**Aim:**
Each record below should appear again exactly as written.

[Stored data entries]
┄┄┄┄┄┄┄┄┄┄

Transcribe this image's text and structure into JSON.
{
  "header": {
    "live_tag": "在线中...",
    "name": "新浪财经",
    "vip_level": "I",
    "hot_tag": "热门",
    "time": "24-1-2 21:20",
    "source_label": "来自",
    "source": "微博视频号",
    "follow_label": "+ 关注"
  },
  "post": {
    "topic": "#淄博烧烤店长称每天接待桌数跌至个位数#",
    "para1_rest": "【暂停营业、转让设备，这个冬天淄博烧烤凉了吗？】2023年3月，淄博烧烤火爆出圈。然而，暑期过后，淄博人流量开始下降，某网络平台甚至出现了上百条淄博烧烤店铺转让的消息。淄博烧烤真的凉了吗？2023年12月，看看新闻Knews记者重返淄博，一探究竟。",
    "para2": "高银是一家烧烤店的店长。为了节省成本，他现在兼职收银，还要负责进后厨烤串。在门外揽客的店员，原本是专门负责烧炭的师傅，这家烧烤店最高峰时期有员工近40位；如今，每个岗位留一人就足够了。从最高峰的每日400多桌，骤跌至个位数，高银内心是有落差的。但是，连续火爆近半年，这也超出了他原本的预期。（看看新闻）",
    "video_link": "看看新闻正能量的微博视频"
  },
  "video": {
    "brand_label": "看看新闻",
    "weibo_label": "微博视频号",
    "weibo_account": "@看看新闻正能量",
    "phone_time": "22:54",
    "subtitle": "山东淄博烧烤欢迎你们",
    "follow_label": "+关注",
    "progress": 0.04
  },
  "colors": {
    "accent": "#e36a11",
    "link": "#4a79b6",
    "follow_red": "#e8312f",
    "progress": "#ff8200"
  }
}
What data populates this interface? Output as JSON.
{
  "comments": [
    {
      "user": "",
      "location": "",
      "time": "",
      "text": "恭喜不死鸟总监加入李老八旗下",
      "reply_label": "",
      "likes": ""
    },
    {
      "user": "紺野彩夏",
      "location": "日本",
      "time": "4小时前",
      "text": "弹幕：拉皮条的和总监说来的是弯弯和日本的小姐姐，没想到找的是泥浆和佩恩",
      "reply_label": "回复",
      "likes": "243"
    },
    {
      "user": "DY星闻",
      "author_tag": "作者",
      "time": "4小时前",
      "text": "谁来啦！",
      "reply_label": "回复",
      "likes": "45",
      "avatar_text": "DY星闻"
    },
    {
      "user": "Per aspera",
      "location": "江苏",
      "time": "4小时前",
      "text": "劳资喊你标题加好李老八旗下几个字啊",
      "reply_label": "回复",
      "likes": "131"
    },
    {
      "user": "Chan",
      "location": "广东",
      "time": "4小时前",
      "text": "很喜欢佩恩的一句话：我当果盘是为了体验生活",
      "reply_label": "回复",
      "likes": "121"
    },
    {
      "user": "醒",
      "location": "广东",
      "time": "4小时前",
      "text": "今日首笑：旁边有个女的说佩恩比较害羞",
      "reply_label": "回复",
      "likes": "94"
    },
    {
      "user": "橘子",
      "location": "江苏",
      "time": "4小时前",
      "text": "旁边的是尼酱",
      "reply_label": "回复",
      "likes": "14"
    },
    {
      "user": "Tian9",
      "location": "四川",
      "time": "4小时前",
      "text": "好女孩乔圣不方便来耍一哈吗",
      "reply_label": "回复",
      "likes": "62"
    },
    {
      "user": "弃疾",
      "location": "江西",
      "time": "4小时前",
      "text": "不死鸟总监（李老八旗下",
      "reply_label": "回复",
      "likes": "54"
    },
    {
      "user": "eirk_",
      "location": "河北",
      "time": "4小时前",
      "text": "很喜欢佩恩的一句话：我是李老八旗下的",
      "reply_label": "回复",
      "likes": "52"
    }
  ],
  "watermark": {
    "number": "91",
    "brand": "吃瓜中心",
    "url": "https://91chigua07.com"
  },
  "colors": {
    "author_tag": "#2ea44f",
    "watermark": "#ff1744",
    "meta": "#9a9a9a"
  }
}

┄┄┄┄┄┄┄┄┄┄

**Response to the exercise:**
Transcribe this image's text and structure into JSON.
{
  "header": {
    "live_tag": "在线中...",
    "name": "新浪财经",
    "vip_level": "I",
    "hot_tag": "热门",
    "time": "24-1-2 21:20",
    "source_label": "来自",
    "source": "微博视频号",
    "follow_label": "+ 关注"
  },
  "post": {
    "topic": "#淄博烧烤店长称每天接待桌数跌至个位数#",
    "para1_rest": "【暂停营业、转让设备，这个冬天淄博烧烤凉了吗？】2023年3月，淄博烧烤火爆出圈。然而，暑期过后，淄博人流量开始下降，某网络平台甚至出现了上百条淄博烧烤店铺转让的消息。淄博烧烤真的凉了吗？2023年12月，看看新闻Knews记者重返淄博，一探究竟。",
    "para2": "高银是一家烧烤店的店长。为了节省成本，他现在兼职收银，还要负责进后厨烤串。在门外揽客的店员，原本是专门负责烧炭的师傅，这家烧烤店最高峰时期有员工近40位；如今，每个岗位留一人就足够了。从最高峰的每日400多桌，骤跌至个位数，高银内心是有落差的。但是，连续火爆近半年，这也超出了他原本的预期。（看看新闻）",
    "video_link": "看看新闻正能量的微博视频"
  },
  "video": {
    "brand_label": "看看新闻",
    "weibo_label": "微博视频号",
    "weibo_account": "@看看新闻正能量",
    "phone_time": "22:54",
    "subtitle": "山东淄博烧烤欢迎你们",
    "follow_label": "+关注",
    "progress": 0.04
  },
  "colors": {
    "accent": "#e36a11",
    "link": "#4a79b6",
    "follow_red": "#e8312f",
    "progress": "#ff8200"
  }
}
What data populates this interface? Output as JSON.
{
  "comments": [
    {
      "user": "",
      "location": "",
      "time": "",
      "text": "恭喜不死鸟总监加入李老八旗下",
      "reply_label": "",
      "likes": ""
    },
    {
      "user": "紺野彩夏",
      "location": "日本",
      "time": "4小时前",
      "text": "弹幕：拉皮条的和总监说来的是弯弯和日本的小姐姐，没想到找的是泥浆和佩恩",
      "reply_label": "回复",
      "likes": "243"
    },
    {
      "user": "DY星闻",
      "author_tag": "作者",
      "time": "4小时前",
      "text": "谁来啦！",
      "reply_label": "回复",
      "likes": "45",
      "avatar_text": "DY星闻"
    },
    {
      "user": "Per aspera",
      "location": "江苏",
      "time": "4小时前",
      "text": "劳资喊你标题加好李老八旗下几个字啊",
      "reply_label": "回复",
      "likes": "131"
    },
    {
      "user": "Chan",
      "location": "广东",
      "time": "4小时前",
      "text": "很喜欢佩恩的一句话：我当果盘是为了体验生活",
      "reply_label": "回复",
      "likes": "121"
    },
    {
      "user": "醒",
      "location": "广东",
      "time": "4小时前",
      "text": "今日首笑：旁边有个女的说佩恩比较害羞",
      "reply_label": "回复",
      "likes": "94"
    },
    {
      "user": "橘子",
      "location": "江苏",
      "time": "4小时前",
      "text": "旁边的是尼酱",
      "reply_label": "回复",
      "likes": "14"
    },
    {
      "user": "Tian9",
      "location": "四川",
      "time": "4小时前",
      "text": "好女孩乔圣不方便来耍一哈吗",
      "reply_label": "回复",
      "likes": "62"
    },
    {
      "user": "弃疾",
      "location": "江西",
      "time": "4小时前",
      "text": "不死鸟总监（李老八旗下",
      "reply_label": "回复",
      "likes": "54"
    },
    {
      "user": "eirk_",
      "location": "河北",
      "time": "4小时前",
      "text": "很喜欢佩恩的一句话：我是李老八旗下的",
      "reply_label": "回复",
      "likes": "52"
    }
  ],
  "watermark": {
    "number": "91",
    "brand": "吃瓜中心",
    "url": "https://91chigua07.com"
  },
  "colors": {
    "author_tag": "#2ea44f",
    "watermark": "#ff1744",
    "meta": "#9a9a9a"
  }
}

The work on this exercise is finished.